[Dataset items]
↓↓↓

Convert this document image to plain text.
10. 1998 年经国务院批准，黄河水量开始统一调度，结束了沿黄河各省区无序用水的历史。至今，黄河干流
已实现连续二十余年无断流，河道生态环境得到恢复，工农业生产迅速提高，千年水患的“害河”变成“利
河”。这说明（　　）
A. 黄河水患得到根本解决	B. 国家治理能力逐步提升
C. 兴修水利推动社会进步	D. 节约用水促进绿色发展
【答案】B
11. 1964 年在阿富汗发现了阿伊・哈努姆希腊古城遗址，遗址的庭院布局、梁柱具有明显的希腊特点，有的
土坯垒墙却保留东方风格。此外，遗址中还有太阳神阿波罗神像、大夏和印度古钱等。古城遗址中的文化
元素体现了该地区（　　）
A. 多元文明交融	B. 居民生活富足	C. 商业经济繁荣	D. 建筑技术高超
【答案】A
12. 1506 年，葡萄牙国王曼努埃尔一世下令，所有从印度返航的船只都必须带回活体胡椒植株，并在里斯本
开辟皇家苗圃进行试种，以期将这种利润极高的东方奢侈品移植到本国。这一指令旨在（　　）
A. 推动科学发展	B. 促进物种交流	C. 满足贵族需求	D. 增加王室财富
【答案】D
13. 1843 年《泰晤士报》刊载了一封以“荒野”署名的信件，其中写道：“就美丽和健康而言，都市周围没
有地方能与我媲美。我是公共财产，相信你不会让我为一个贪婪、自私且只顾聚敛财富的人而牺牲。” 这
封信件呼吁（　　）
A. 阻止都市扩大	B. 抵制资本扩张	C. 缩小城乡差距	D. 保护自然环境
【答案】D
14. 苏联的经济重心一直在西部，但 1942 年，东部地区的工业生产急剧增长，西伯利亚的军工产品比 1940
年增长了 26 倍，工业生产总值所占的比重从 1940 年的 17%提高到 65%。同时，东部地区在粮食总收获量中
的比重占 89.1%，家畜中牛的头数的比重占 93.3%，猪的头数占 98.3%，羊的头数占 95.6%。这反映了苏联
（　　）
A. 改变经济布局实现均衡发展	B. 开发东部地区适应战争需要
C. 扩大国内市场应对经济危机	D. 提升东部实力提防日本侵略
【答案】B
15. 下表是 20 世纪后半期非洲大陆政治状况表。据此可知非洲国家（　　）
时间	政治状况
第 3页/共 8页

↑↑↑

- [WRITTEN TASK]: The records above should be restated word for word, please.

- [OUTPUT]:
Convert this document image to plain text.
10. 1998 年经国务院批准，黄河水量开始统一调度，结束了沿黄河各省区无序用水的历史。至今，黄河干流
已实现连续二十余年无断流，河道生态环境得到恢复，工农业生产迅速提高，千年水患的“害河”变成“利
河”。这说明（　　）
A. 黄河水患得到根本解决	B. 国家治理能力逐步提升
C. 兴修水利推动社会进步	D. 节约用水促进绿色发展
【答案】B
11. 1964 年在阿富汗发现了阿伊・哈努姆希腊古城遗址，遗址的庭院布局、梁柱具有明显的希腊特点，有的
土坯垒墙却保留东方风格。此外，遗址中还有太阳神阿波罗神像、大夏和印度古钱等。古城遗址中的文化
元素体现了该地区（　　）
A. 多元文明交融	B. 居民生活富足	C. 商业经济繁荣	D. 建筑技术高超
【答案】A
12. 1506 年，葡萄牙国王曼努埃尔一世下令，所有从印度返航的船只都必须带回活体胡椒植株，并在里斯本
开辟皇家苗圃进行试种，以期将这种利润极高的东方奢侈品移植到本国。这一指令旨在（　　）
A. 推动科学发展	B. 促进物种交流	C. 满足贵族需求	D. 增加王室财富
【答案】D
13. 1843 年《泰晤士报》刊载了一封以“荒野”署名的信件，其中写道：“就美丽和健康而言，都市周围没
有地方能与我媲美。我是公共财产，相信你不会让我为一个贪婪、自私且只顾聚敛财富的人而牺牲。” 这
封信件呼吁（　　）
A. 阻止都市扩大	B. 抵制资本扩张	C. 缩小城乡差距	D. 保护自然环境
【答案】D
14. 苏联的经济重心一直在西部，但 1942 年，东部地区的工业生产急剧增长，西伯利亚的军工产品比 1940
年增长了 26 倍，工业生产总值所占的比重从 1940 年的 17%提高到 65%。同时，东部地区在粮食总收获量中
的比重占 89.1%，家畜中牛的头数的比重占 93.3%，猪的头数占 98.3%，羊的头数占 95.6%。这反映了苏联
（　　）
A. 改变经济布局实现均衡发展	B. 开发东部地区适应战争需要
C. 扩大国内市场应对经济危机	D. 提升东部实力提防日本侵略
【答案】B
15. 下表是 20 世纪后半期非洲大陆政治状况表。据此可知非洲国家（　　）
时间	政治状况
第 3页/共 8页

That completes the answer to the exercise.